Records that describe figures

----

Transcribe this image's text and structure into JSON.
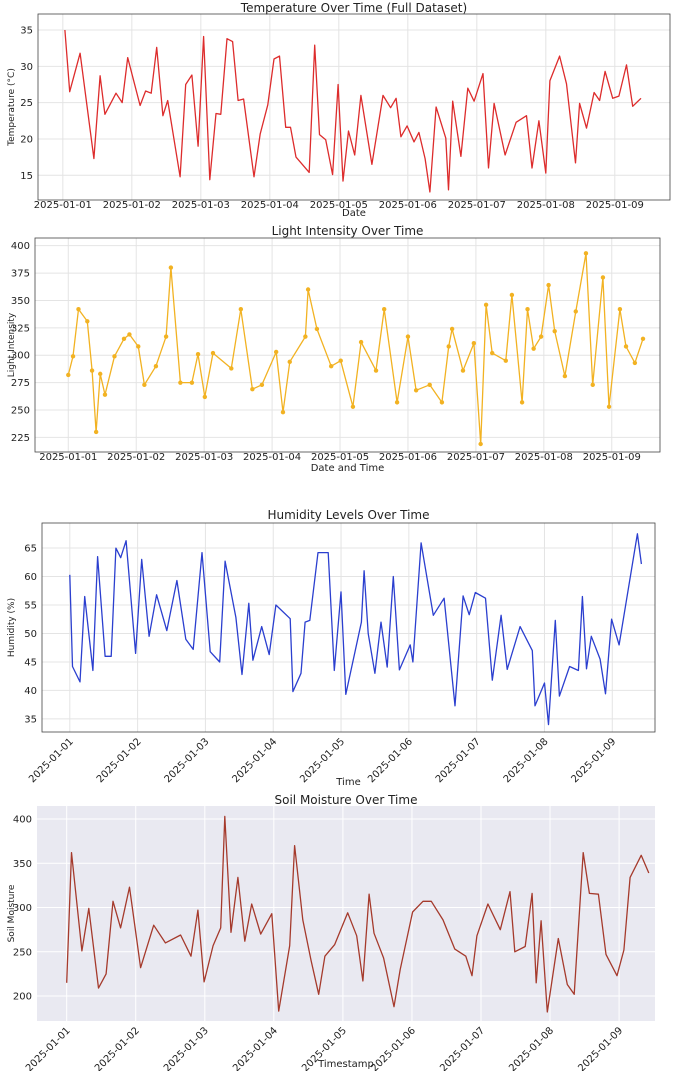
{
  "chart_data": [
    {
      "type": "line",
      "title": "Temperature Over Time (Full Dataset)",
      "xlabel": "Date",
      "ylabel": "Temperature (°C)",
      "color": "#dd2c2c",
      "grid": true,
      "marker": false,
      "x": [
        0.03,
        0.1,
        0.25,
        0.45,
        0.54,
        0.61,
        0.77,
        0.86,
        0.94,
        1.12,
        1.2,
        1.28,
        1.36,
        1.45,
        1.52,
        1.7,
        1.78,
        1.87,
        1.96,
        2.04,
        2.13,
        2.22,
        2.29,
        2.38,
        2.46,
        2.54,
        2.62,
        2.77,
        2.86,
        2.97,
        3.06,
        3.14,
        3.23,
        3.3,
        3.38,
        3.57,
        3.65,
        3.72,
        3.81,
        3.91,
        3.99,
        4.06,
        4.14,
        4.23,
        4.32,
        4.48,
        4.64,
        4.75,
        4.83,
        4.9,
        4.99,
        5.09,
        5.16,
        5.25,
        5.32,
        5.41,
        5.55,
        5.59,
        5.65,
        5.77,
        5.87,
        5.96,
        6.09,
        6.17,
        6.25,
        6.41,
        6.57,
        6.72,
        6.8,
        6.9,
        7.0,
        7.06,
        7.2,
        7.3,
        7.43,
        7.49,
        7.59,
        7.7,
        7.78,
        7.86,
        7.97,
        8.06,
        8.17,
        8.26,
        8.38
      ],
      "values": [
        35,
        26.5,
        31.8,
        17.3,
        28.7,
        23.4,
        26.3,
        25,
        31.2,
        24.6,
        26.6,
        26.3,
        32.6,
        23.2,
        25.3,
        14.8,
        27.5,
        28.8,
        19,
        34.1,
        14.4,
        23.5,
        23.4,
        33.8,
        33.4,
        25.3,
        25.5,
        14.8,
        20.7,
        24.7,
        31,
        31.4,
        21.6,
        21.6,
        17.5,
        15.4,
        32.9,
        20.6,
        19.9,
        15.1,
        27.5,
        14.2,
        21.1,
        17.8,
        26,
        16.5,
        26,
        24.3,
        25.6,
        20.3,
        21.8,
        19.6,
        20.9,
        17.3,
        12.7,
        24.4,
        20.1,
        13,
        25.2,
        17.6,
        27,
        25.2,
        29,
        16,
        24.9,
        17.8,
        22.3,
        23.2,
        16,
        22.5,
        15.3,
        28,
        31.4,
        27.6,
        16.7,
        24.9,
        21.5,
        26.4,
        25.3,
        29.3,
        25.6,
        25.9,
        30.2,
        24.5,
        25.6
      ],
      "xlim": [
        -0.36,
        8.8
      ],
      "ylim": [
        11.6,
        37.2
      ],
      "yticks": [
        15,
        20,
        25,
        30,
        35
      ],
      "xticks": [
        {
          "value": 0,
          "label": "2025-01-01"
        },
        {
          "value": 1,
          "label": "2025-01-02"
        },
        {
          "value": 2,
          "label": "2025-01-03"
        },
        {
          "value": 3,
          "label": "2025-01-04"
        },
        {
          "value": 4,
          "label": "2025-01-05"
        },
        {
          "value": 5,
          "label": "2025-01-06"
        },
        {
          "value": 6,
          "label": "2025-01-07"
        },
        {
          "value": 7,
          "label": "2025-01-08"
        },
        {
          "value": 8,
          "label": "2025-01-09"
        }
      ]
    },
    {
      "type": "line",
      "title": "Light Intensity Over Time",
      "xlabel": "Date and Time",
      "ylabel": "Light Intensity",
      "color": "#f2b222",
      "grid": true,
      "marker": true,
      "x": [
        0,
        0.07,
        0.15,
        0.28,
        0.35,
        0.41,
        0.47,
        0.54,
        0.68,
        0.82,
        0.9,
        1.03,
        1.12,
        1.29,
        1.44,
        1.51,
        1.65,
        1.82,
        1.91,
        2.01,
        2.13,
        2.4,
        2.54,
        2.71,
        2.85,
        3.06,
        3.16,
        3.26,
        3.49,
        3.53,
        3.66,
        3.87,
        4.01,
        4.19,
        4.31,
        4.53,
        4.65,
        4.84,
        5.0,
        5.12,
        5.32,
        5.5,
        5.6,
        5.65,
        5.81,
        5.97,
        6.07,
        6.15,
        6.24,
        6.44,
        6.53,
        6.68,
        6.76,
        6.85,
        6.96,
        7.07,
        7.16,
        7.31,
        7.47,
        7.62,
        7.72,
        7.87,
        7.96,
        8.12,
        8.21,
        8.34,
        8.46
      ],
      "values": [
        282,
        299,
        342,
        331,
        286,
        230,
        283,
        264,
        299,
        315,
        319,
        308,
        273,
        290,
        317,
        380,
        275,
        275,
        301,
        262,
        302,
        288,
        342,
        269,
        273,
        303,
        248,
        294,
        317,
        360,
        324,
        290,
        295,
        253,
        312,
        286,
        342,
        257,
        317,
        268,
        273,
        257,
        308,
        324,
        286,
        311,
        219,
        346,
        302,
        295,
        355,
        257,
        342,
        306,
        317,
        364,
        322,
        281,
        340,
        393,
        273,
        371,
        253,
        342,
        308,
        293,
        315
      ],
      "xlim": [
        -0.49,
        8.71
      ],
      "ylim": [
        211.7,
        407
      ],
      "yticks": [
        225,
        250,
        275,
        300,
        325,
        350,
        375,
        400
      ],
      "xticks": [
        {
          "value": 0,
          "label": "2025-01-01"
        },
        {
          "value": 1,
          "label": "2025-01-02"
        },
        {
          "value": 2,
          "label": "2025-01-03"
        },
        {
          "value": 3,
          "label": "2025-01-04"
        },
        {
          "value": 4,
          "label": "2025-01-05"
        },
        {
          "value": 5,
          "label": "2025-01-06"
        },
        {
          "value": 6,
          "label": "2025-01-07"
        },
        {
          "value": 7,
          "label": "2025-01-08"
        },
        {
          "value": 8,
          "label": "2025-01-09"
        }
      ]
    },
    {
      "type": "line",
      "title": "Humidity Levels Over Time",
      "xlabel": "Time",
      "ylabel": "Humidity (%)",
      "color": "#2b3fcf",
      "grid": true,
      "marker": false,
      "x": [
        0,
        0.04,
        0.15,
        0.22,
        0.34,
        0.41,
        0.52,
        0.61,
        0.68,
        0.75,
        0.83,
        0.97,
        1.06,
        1.17,
        1.28,
        1.43,
        1.58,
        1.71,
        1.82,
        1.95,
        2.07,
        2.21,
        2.29,
        2.45,
        2.54,
        2.64,
        2.7,
        2.83,
        2.94,
        3.04,
        3.25,
        3.29,
        3.41,
        3.47,
        3.54,
        3.66,
        3.81,
        3.9,
        4.0,
        4.07,
        4.3,
        4.34,
        4.4,
        4.5,
        4.59,
        4.68,
        4.77,
        4.86,
        5.02,
        5.06,
        5.18,
        5.36,
        5.52,
        5.68,
        5.8,
        5.89,
        5.98,
        6.13,
        6.23,
        6.36,
        6.45,
        6.64,
        6.82,
        6.86,
        7.0,
        7.06,
        7.16,
        7.22,
        7.37,
        7.5,
        7.56,
        7.62,
        7.69,
        7.82,
        7.9,
        7.99,
        8.1,
        8.37,
        8.43
      ],
      "values": [
        60.3,
        44.2,
        41.5,
        56.5,
        43.5,
        63.5,
        46,
        46,
        65,
        63.3,
        66.3,
        46.5,
        63,
        49.5,
        56.8,
        50.5,
        59.3,
        49,
        47.2,
        64.2,
        46.8,
        45,
        62.7,
        52.8,
        42.8,
        55.3,
        45.3,
        51.2,
        46.3,
        55,
        52.6,
        39.8,
        43,
        52,
        52.3,
        64.2,
        64.2,
        43.5,
        57.3,
        39.3,
        52,
        61,
        50,
        43,
        52,
        44.1,
        60,
        43.6,
        48,
        45,
        65.9,
        53.2,
        56.2,
        37.3,
        56.6,
        53.3,
        57.2,
        56.2,
        41.8,
        53.2,
        43.7,
        51.2,
        47,
        37.3,
        41.3,
        34,
        52.3,
        39,
        44.2,
        43.5,
        56.5,
        43.8,
        49.5,
        45.5,
        39.4,
        52.5,
        48,
        67.5,
        62.2
      ],
      "xlim": [
        -0.41,
        8.63
      ],
      "ylim": [
        32.7,
        69.4
      ],
      "yticks": [
        35,
        40,
        45,
        50,
        55,
        60,
        65
      ],
      "xticks": [
        {
          "value": 0,
          "label": "2025-01-01"
        },
        {
          "value": 1,
          "label": "2025-01-02"
        },
        {
          "value": 2,
          "label": "2025-01-03"
        },
        {
          "value": 3,
          "label": "2025-01-04"
        },
        {
          "value": 4,
          "label": "2025-01-05"
        },
        {
          "value": 5,
          "label": "2025-01-06"
        },
        {
          "value": 6,
          "label": "2025-01-07"
        },
        {
          "value": 7,
          "label": "2025-01-08"
        },
        {
          "value": 8,
          "label": "2025-01-09"
        }
      ]
    },
    {
      "type": "line",
      "title": "Soil Moisture Over Time",
      "xlabel": "Timestamp",
      "ylabel": "Soil Moisture",
      "color": "#a53a2c",
      "grid": true,
      "marker": false,
      "background": "#e9e9f1",
      "x": [
        0,
        0.07,
        0.22,
        0.32,
        0.46,
        0.57,
        0.67,
        0.78,
        0.91,
        1.07,
        1.26,
        1.43,
        1.65,
        1.8,
        1.9,
        1.99,
        2.12,
        2.23,
        2.29,
        2.38,
        2.48,
        2.58,
        2.68,
        2.81,
        2.97,
        3.07,
        3.23,
        3.3,
        3.42,
        3.54,
        3.65,
        3.74,
        3.88,
        4.07,
        4.2,
        4.29,
        4.38,
        4.45,
        4.59,
        4.74,
        4.83,
        5.01,
        5.16,
        5.28,
        5.45,
        5.62,
        5.78,
        5.87,
        5.94,
        6.1,
        6.28,
        6.42,
        6.49,
        6.64,
        6.74,
        6.8,
        6.87,
        6.96,
        7.12,
        7.25,
        7.35,
        7.48,
        7.57,
        7.7,
        7.81,
        7.97,
        8.07,
        8.16,
        8.32,
        8.43
      ],
      "values": [
        215,
        362,
        251,
        299,
        209,
        225,
        307,
        277,
        323,
        232,
        280,
        260,
        269,
        245,
        297,
        216,
        257,
        277,
        403,
        272,
        334,
        262,
        304,
        270,
        293,
        183,
        257,
        370,
        286,
        240,
        202,
        245,
        258,
        294,
        268,
        217,
        315,
        271,
        243,
        188,
        230,
        295,
        307,
        307,
        286,
        253,
        245,
        223,
        268,
        304,
        275,
        318,
        250,
        256,
        316,
        215,
        285,
        182,
        265,
        213,
        202,
        362,
        316,
        315,
        247,
        223,
        252,
        334,
        359,
        339
      ],
      "xlim": [
        -0.43,
        8.52
      ],
      "ylim": [
        171.8,
        414.7
      ],
      "yticks": [
        200,
        250,
        300,
        350,
        400
      ],
      "xticks": [
        {
          "value": 0,
          "label": "2025-01-01"
        },
        {
          "value": 1,
          "label": "2025-01-02"
        },
        {
          "value": 2,
          "label": "2025-01-03"
        },
        {
          "value": 3,
          "label": "2025-01-04"
        },
        {
          "value": 4,
          "label": "2025-01-05"
        },
        {
          "value": 5,
          "label": "2025-01-06"
        },
        {
          "value": 6,
          "label": "2025-01-07"
        },
        {
          "value": 7,
          "label": "2025-01-08"
        },
        {
          "value": 8,
          "label": "2025-01-09"
        }
      ]
    }
  ]
}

----

### Requirements
From the listing, tally every line with the word "ylabel" in it and give only the tally.

### Written response
4